Stored items
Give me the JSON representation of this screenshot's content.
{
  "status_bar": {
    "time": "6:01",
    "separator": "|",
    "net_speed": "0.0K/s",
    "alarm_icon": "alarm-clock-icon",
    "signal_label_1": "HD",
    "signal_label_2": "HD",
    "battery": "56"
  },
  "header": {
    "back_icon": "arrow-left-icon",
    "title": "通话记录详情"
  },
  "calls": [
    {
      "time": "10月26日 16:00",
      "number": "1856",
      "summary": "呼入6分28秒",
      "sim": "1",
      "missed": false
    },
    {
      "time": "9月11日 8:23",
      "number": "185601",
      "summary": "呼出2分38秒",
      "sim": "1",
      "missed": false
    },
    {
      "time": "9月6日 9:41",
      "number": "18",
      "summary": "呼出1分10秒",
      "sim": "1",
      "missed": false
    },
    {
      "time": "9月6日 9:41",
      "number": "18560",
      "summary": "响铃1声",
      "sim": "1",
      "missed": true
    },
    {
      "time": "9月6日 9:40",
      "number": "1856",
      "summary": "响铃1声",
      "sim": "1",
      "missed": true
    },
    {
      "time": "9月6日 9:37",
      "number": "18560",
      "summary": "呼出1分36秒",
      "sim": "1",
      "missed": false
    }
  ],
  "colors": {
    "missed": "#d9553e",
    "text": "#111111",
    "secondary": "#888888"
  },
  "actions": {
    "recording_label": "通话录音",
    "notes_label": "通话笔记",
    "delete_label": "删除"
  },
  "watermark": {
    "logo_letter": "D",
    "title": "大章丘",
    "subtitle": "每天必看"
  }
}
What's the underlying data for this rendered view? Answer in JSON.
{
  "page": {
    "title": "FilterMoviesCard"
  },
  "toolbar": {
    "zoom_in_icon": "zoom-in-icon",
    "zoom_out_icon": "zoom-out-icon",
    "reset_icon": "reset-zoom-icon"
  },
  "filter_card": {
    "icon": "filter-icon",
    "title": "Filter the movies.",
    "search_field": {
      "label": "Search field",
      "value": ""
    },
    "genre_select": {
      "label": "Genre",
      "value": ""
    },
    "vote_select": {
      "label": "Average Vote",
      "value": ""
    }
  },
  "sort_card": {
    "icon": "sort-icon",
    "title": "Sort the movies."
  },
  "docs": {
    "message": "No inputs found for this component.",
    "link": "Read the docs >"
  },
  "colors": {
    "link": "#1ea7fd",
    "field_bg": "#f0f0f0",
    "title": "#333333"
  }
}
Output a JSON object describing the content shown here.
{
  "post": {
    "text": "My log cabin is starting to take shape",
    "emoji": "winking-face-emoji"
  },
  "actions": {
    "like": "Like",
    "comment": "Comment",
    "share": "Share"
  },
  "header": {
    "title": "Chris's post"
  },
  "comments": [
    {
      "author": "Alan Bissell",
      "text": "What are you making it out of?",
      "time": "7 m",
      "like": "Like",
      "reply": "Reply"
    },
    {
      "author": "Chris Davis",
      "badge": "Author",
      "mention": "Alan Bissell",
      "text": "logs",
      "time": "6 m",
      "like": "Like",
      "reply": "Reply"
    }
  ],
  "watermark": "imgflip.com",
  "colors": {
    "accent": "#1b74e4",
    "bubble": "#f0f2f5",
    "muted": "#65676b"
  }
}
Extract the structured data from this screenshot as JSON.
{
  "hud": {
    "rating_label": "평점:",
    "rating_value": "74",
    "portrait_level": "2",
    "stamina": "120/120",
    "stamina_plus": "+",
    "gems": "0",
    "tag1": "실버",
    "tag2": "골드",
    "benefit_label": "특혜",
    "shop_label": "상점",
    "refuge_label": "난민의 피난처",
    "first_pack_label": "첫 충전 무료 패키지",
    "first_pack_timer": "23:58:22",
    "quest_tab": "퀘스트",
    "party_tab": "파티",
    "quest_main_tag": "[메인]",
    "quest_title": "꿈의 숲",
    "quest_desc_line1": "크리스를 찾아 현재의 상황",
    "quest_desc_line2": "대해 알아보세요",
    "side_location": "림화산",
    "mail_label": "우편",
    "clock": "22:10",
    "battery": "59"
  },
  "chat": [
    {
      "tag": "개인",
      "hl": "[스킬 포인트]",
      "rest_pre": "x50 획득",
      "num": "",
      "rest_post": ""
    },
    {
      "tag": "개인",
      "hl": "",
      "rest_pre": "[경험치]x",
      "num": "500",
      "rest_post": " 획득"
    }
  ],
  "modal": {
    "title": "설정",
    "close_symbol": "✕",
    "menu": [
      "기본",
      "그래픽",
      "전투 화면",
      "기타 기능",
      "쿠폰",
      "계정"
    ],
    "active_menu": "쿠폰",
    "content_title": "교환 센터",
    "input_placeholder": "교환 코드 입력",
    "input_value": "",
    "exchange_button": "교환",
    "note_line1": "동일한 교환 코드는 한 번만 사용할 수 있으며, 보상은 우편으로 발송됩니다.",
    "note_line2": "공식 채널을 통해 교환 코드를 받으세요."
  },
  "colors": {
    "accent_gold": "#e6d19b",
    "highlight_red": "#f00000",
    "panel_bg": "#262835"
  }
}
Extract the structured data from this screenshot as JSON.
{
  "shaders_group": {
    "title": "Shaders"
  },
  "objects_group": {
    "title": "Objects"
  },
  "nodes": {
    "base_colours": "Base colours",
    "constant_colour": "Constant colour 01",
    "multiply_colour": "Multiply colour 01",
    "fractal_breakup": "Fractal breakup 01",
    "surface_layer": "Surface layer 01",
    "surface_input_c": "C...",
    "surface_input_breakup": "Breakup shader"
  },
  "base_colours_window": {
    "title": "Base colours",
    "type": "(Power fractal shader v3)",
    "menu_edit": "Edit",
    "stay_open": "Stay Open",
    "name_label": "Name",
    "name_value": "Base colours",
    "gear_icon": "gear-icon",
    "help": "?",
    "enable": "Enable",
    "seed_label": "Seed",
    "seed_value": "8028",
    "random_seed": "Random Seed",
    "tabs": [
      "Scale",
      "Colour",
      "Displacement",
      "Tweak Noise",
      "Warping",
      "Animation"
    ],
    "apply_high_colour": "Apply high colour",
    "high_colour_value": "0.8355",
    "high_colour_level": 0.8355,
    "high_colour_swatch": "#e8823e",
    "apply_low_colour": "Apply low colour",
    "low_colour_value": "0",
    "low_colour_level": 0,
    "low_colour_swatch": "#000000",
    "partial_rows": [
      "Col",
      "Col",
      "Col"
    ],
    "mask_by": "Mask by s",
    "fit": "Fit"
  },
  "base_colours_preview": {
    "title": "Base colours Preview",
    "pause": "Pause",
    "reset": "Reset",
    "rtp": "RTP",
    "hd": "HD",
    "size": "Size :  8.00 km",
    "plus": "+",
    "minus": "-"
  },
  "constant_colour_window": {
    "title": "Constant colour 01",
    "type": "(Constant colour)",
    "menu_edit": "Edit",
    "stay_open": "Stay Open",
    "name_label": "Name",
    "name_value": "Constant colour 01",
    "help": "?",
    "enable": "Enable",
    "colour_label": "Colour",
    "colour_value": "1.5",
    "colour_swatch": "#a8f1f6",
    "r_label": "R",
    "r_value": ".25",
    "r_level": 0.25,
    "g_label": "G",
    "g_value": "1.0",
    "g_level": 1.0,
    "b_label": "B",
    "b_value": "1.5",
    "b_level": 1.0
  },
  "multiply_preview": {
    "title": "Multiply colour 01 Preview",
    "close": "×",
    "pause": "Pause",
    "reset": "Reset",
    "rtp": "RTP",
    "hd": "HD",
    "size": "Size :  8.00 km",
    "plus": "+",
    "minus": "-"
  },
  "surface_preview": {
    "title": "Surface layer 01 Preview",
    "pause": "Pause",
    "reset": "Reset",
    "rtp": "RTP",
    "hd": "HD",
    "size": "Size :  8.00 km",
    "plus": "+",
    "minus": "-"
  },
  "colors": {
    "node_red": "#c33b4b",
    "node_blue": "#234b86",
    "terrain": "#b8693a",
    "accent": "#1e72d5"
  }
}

WHAT THE EXERCISE ASKS: Show the lines where the word "type" appears in the entries.

RESPONSE BELOW:
    "type": "(Power fractal shader v3)",
    "type": "(Constant colour)",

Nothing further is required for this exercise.